* **Directive**
Can you write out all the lines word for word, with no pictures?

Saved entries:

-- BEGIN --

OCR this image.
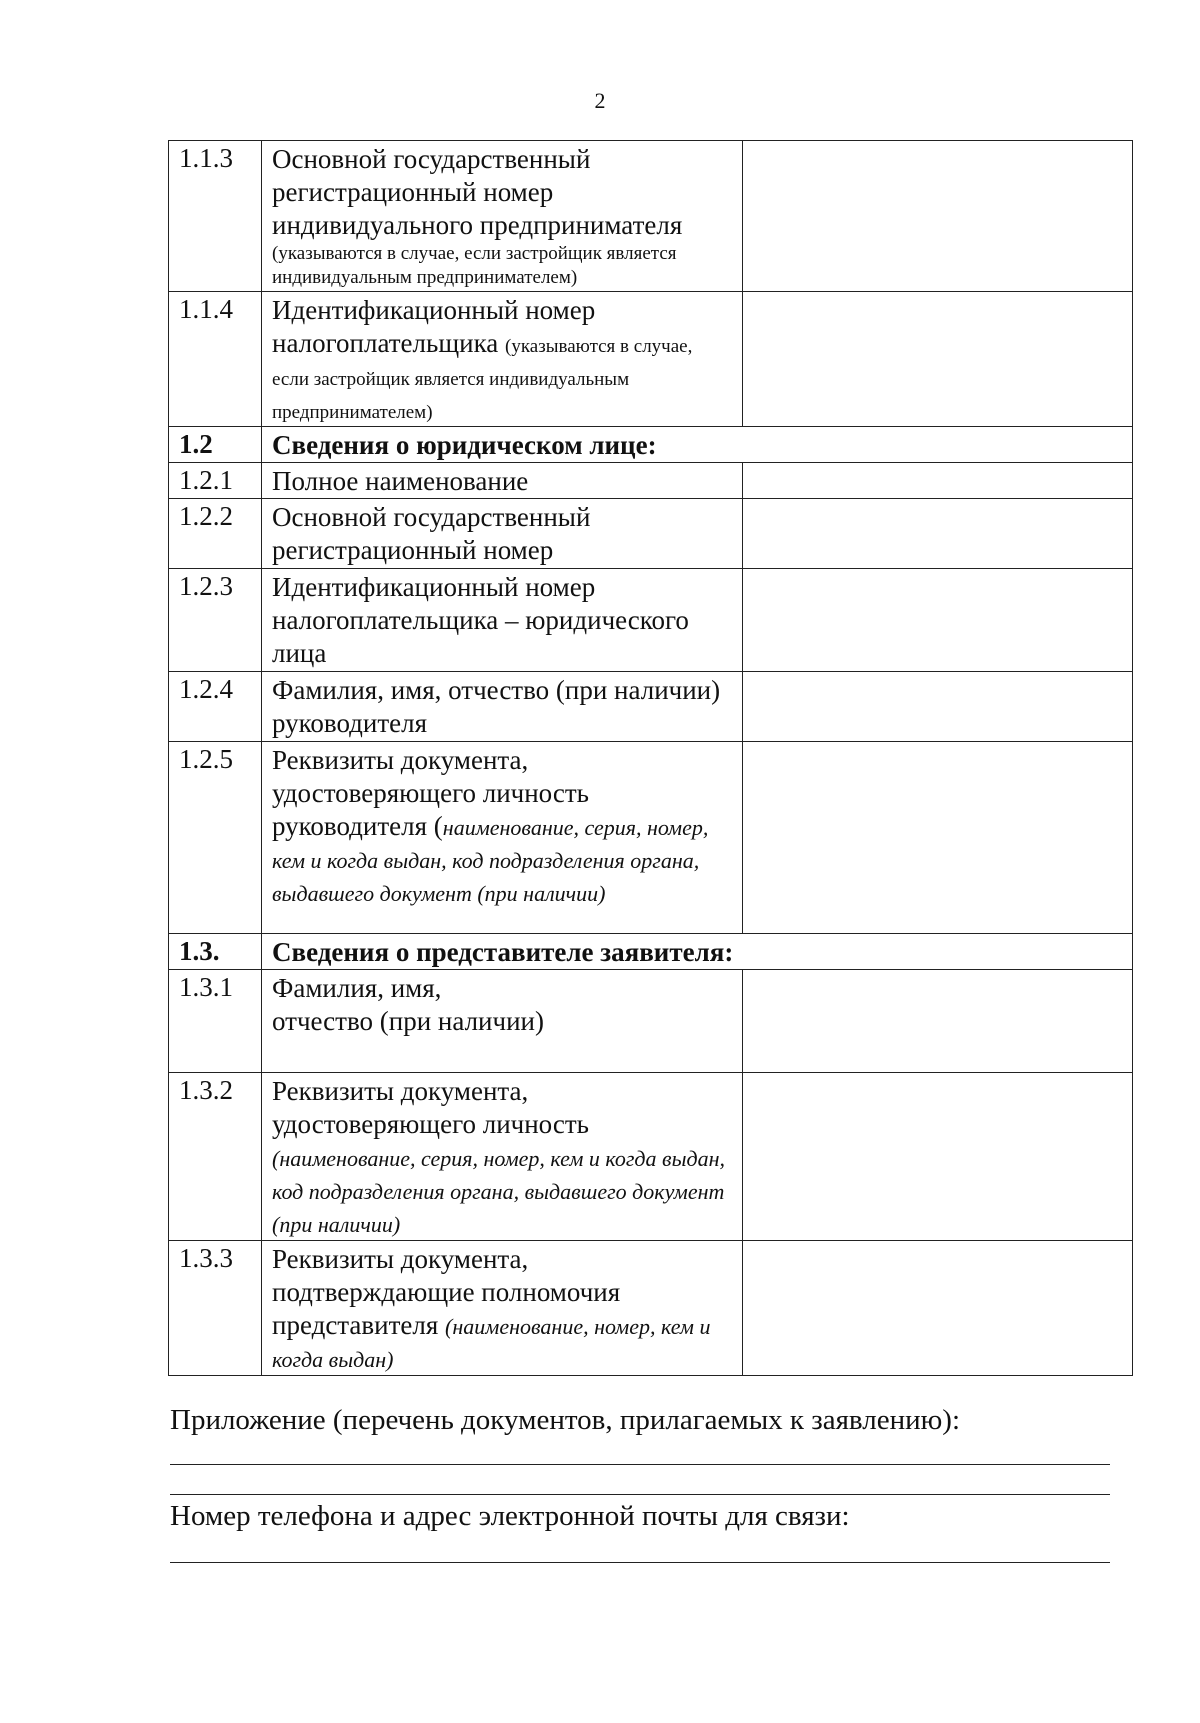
2
1.1.3	Основной государственный регистрационный номер индивидуального предпринимателя
(указываются в случае, если застройщик является индивидуальным предпринимателем)	

1.1.4	Идентификационный номер
налогоплательщика (указываются в случае, если застройщик является индивидуальным предпринимателем)	
1.2	Сведения о юридическом лице:	
1.2.1	Полное наименование	
1.2.2	Основной государственный регистрационный номер	
1.2.3	Идентификационный номер налогоплательщика – юридического лица	
1.2.4	Фамилия, имя, отчество (при наличии) руководителя	
1.2.5	Реквизиты документа, удостоверяющего личность руководителя (наименование, серия, номер, кем и когда выдан, код подразделения органа, выдавшего документ (при наличии)	
1.3.	Сведения о представителе заявителя:	
1.3.1	Фамилия, имя,
отчество (при наличии)	
1.3.2	Реквизиты документа, удостоверяющего личность (наименование, серия, номер, кем и когда выдан, код подразделения органа, выдавшего документ (при наличии)	
1.3.3	Реквизиты документа, подтверждающие полномочия представителя (наименование, номер, кем и когда выдан)	
Приложение (перечень документов, прилагаемых к заявлению):
Номер телефона и адрес электронной почты для связи:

-- END --

* **Exercise result**
OCR this image.
2
1.1.3	Основной государственный регистрационный номер индивидуального предпринимателя
(указываются в случае, если застройщик является индивидуальным предпринимателем)	

1.1.4	Идентификационный номер
налогоплательщика (указываются в случае, если застройщик является индивидуальным предпринимателем)	
1.2	Сведения о юридическом лице:	
1.2.1	Полное наименование	
1.2.2	Основной государственный регистрационный номер	
1.2.3	Идентификационный номер налогоплательщика – юридического лица	
1.2.4	Фамилия, имя, отчество (при наличии) руководителя	
1.2.5	Реквизиты документа, удостоверяющего личность руководителя (наименование, серия, номер, кем и когда выдан, код подразделения органа, выдавшего документ (при наличии)	
1.3.	Сведения о представителе заявителя:	
1.3.1	Фамилия, имя,
отчество (при наличии)	
1.3.2	Реквизиты документа, удостоверяющего личность (наименование, серия, номер, кем и когда выдан, код подразделения органа, выдавшего документ (при наличии)	
1.3.3	Реквизиты документа, подтверждающие полномочия представителя (наименование, номер, кем и когда выдан)	
Приложение (перечень документов, прилагаемых к заявлению):
Номер телефона и адрес электронной почты для связи:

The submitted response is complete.